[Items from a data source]
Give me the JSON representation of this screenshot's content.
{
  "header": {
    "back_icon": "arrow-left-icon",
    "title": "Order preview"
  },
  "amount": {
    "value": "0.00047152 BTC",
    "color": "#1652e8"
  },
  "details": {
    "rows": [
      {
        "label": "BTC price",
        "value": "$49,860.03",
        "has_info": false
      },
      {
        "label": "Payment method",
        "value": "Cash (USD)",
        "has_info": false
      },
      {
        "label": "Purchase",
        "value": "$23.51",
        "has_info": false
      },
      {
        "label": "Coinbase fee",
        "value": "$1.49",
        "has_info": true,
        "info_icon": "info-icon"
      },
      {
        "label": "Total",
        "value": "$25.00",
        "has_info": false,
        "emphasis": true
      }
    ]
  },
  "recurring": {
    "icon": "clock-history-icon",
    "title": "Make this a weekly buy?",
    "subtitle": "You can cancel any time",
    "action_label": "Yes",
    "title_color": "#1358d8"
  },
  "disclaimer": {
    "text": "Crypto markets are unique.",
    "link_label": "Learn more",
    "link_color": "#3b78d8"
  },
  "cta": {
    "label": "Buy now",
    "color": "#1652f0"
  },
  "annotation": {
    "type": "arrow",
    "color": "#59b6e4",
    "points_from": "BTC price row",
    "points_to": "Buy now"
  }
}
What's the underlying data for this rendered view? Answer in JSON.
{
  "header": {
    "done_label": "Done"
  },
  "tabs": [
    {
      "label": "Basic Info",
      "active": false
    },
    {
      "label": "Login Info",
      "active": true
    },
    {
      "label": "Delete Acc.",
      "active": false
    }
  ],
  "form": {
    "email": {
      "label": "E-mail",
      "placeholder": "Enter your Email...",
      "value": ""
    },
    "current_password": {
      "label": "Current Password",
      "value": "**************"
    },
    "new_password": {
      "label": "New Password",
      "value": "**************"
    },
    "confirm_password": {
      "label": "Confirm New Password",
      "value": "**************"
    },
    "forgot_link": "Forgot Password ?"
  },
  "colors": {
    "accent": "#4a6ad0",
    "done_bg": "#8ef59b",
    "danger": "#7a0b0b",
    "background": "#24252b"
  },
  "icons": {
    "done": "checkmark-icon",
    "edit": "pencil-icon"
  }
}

### WORK REQUIRED
Copy out all lines from the material above that contain the string "this".

### EXERCISE RESPONSE
Give me the JSON representation of this screenshot's content.
    "title": "Make this a weekly buy?",
What's the underlying data for this rendered view? Answer in JSON.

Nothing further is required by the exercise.